↓↓↓

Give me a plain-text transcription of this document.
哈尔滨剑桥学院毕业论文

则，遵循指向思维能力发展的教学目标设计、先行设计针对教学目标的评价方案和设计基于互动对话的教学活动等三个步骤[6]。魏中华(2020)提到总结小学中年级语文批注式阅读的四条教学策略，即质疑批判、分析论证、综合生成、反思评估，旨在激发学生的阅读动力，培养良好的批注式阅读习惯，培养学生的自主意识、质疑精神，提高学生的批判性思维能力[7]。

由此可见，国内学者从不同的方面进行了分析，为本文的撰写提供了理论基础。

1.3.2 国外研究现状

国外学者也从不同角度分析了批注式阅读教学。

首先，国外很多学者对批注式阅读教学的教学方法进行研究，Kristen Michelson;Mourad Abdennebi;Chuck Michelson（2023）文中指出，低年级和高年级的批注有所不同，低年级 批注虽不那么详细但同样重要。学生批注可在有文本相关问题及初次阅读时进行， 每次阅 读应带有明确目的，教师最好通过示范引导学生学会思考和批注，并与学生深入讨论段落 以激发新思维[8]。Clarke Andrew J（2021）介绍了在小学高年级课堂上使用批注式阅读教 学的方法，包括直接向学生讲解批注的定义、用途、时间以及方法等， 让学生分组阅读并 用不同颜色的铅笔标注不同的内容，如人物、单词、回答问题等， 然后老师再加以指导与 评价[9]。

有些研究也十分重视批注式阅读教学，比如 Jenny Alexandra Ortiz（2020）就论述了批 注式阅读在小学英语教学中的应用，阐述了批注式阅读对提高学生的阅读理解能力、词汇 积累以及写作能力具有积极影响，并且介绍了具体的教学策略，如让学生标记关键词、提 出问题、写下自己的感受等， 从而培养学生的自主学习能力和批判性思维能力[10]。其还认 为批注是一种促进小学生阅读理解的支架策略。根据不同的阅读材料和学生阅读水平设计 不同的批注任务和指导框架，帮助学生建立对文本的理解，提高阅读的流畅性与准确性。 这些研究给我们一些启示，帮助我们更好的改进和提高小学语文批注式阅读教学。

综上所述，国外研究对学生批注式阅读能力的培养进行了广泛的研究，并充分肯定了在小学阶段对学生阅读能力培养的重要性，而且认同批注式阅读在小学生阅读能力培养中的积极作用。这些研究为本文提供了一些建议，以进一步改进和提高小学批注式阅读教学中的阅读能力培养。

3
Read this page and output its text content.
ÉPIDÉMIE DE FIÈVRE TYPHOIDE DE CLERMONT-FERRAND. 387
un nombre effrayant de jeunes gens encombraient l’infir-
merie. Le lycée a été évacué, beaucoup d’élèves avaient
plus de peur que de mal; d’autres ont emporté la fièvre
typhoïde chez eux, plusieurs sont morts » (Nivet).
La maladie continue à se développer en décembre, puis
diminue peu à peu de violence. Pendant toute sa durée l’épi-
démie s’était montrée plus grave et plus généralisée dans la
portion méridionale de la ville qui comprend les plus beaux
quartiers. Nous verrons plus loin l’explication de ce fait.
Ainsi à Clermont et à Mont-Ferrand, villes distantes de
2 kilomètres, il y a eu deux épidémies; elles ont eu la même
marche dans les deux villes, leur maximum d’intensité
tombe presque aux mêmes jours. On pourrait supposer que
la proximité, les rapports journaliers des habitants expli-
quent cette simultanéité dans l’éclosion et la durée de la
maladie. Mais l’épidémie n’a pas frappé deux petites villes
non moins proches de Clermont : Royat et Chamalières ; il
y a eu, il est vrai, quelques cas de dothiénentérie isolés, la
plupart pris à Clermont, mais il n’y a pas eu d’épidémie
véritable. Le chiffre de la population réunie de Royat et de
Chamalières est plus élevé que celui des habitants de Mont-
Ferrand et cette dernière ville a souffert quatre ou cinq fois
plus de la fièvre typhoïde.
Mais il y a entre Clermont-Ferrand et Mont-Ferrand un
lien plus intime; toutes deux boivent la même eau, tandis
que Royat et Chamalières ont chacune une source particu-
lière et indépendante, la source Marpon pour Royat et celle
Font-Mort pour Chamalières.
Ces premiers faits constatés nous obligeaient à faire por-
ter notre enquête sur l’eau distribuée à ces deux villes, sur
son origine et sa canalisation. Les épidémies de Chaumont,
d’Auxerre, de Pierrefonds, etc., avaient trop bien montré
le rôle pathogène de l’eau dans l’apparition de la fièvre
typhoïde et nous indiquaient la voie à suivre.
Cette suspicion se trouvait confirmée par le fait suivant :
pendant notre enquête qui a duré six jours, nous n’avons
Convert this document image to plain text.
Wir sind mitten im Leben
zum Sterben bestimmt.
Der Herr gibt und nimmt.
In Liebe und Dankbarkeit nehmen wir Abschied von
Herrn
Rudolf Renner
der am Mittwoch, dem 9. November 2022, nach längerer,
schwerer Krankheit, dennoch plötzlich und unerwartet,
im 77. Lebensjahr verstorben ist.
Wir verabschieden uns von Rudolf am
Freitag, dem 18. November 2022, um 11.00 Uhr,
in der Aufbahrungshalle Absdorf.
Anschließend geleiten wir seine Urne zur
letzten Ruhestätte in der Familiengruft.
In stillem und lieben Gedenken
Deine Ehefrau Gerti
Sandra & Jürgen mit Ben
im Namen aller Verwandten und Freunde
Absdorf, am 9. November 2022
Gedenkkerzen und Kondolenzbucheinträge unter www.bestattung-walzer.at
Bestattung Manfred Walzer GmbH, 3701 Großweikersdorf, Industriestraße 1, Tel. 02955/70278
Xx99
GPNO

↑↑↑

**What this task involves**
Copy each line exactly, from the line containing "Convert this document image to plain text." down to the last line of the material, and no other lines.

**Result of the task**
Convert this document image to plain text.
Wir sind mitten im Leben
zum Sterben bestimmt.
Der Herr gibt und nimmt.
In Liebe und Dankbarkeit nehmen wir Abschied von
Herrn
Rudolf Renner
der am Mittwoch, dem 9. November 2022, nach längerer,
schwerer Krankheit, dennoch plötzlich und unerwartet,
im 77. Lebensjahr verstorben ist.
Wir verabschieden uns von Rudolf am
Freitag, dem 18. November 2022, um 11.00 Uhr,
in der Aufbahrungshalle Absdorf.
Anschließend geleiten wir seine Urne zur
letzten Ruhestätte in der Familiengruft.
In stillem und lieben Gedenken
Deine Ehefrau Gerti
Sandra & Jürgen mit Ben
im Namen aller Verwandten und Freunde
Absdorf, am 9. November 2022
Gedenkkerzen und Kondolenzbucheinträge unter www.bestattung-walzer.at
Bestattung Manfred Walzer GmbH, 3701 Großweikersdorf, Industriestraße 1, Tel. 02955/70278
Xx99
GPNO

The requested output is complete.